## Items
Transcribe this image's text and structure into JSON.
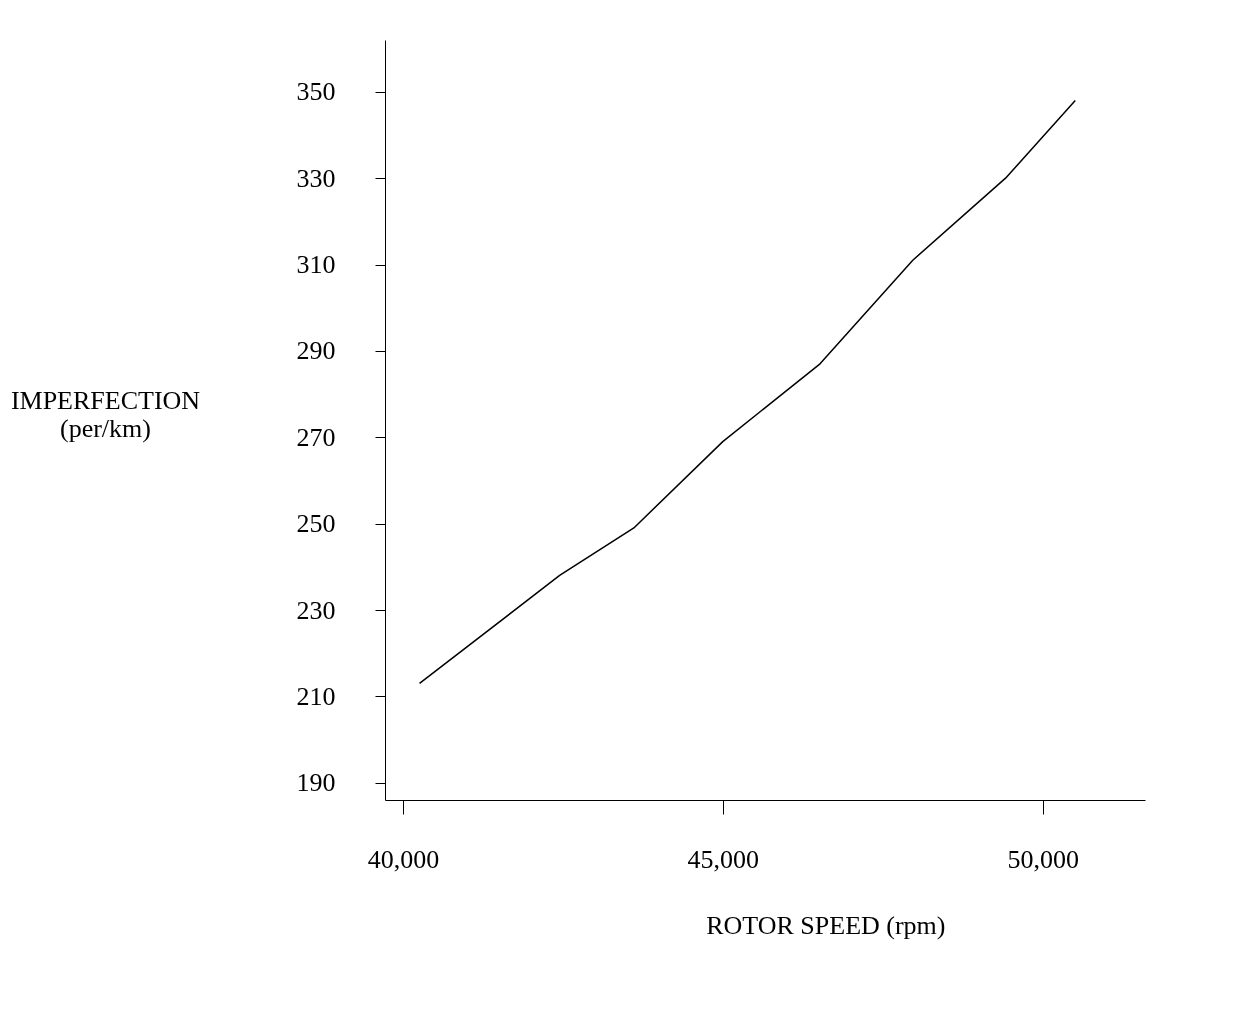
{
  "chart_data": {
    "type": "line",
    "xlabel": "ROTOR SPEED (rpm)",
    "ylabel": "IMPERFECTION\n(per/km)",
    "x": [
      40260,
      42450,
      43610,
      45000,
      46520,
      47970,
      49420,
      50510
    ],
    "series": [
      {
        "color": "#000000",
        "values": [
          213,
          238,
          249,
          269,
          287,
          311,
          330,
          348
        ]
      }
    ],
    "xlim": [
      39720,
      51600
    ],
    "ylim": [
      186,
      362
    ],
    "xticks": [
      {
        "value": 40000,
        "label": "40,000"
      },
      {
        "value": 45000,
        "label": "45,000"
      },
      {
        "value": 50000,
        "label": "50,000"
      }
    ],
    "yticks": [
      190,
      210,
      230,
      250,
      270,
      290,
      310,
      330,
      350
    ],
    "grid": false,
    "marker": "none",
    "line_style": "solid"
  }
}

## Do this
Go through the listing above and write it all out exactly, leaving out any picture.

## Written answer
Transcribe this image's text and structure into JSON.
{
  "chart_data": {
    "type": "line",
    "xlabel": "ROTOR SPEED (rpm)",
    "ylabel": "IMPERFECTION\n(per/km)",
    "x": [
      40260,
      42450,
      43610,
      45000,
      46520,
      47970,
      49420,
      50510
    ],
    "series": [
      {
        "color": "#000000",
        "values": [
          213,
          238,
          249,
          269,
          287,
          311,
          330,
          348
        ]
      }
    ],
    "xlim": [
      39720,
      51600
    ],
    "ylim": [
      186,
      362
    ],
    "xticks": [
      {
        "value": 40000,
        "label": "40,000"
      },
      {
        "value": 45000,
        "label": "45,000"
      },
      {
        "value": 50000,
        "label": "50,000"
      }
    ],
    "yticks": [
      190,
      210,
      230,
      250,
      270,
      290,
      310,
      330,
      350
    ],
    "grid": false,
    "marker": "none",
    "line_style": "solid"
  }
}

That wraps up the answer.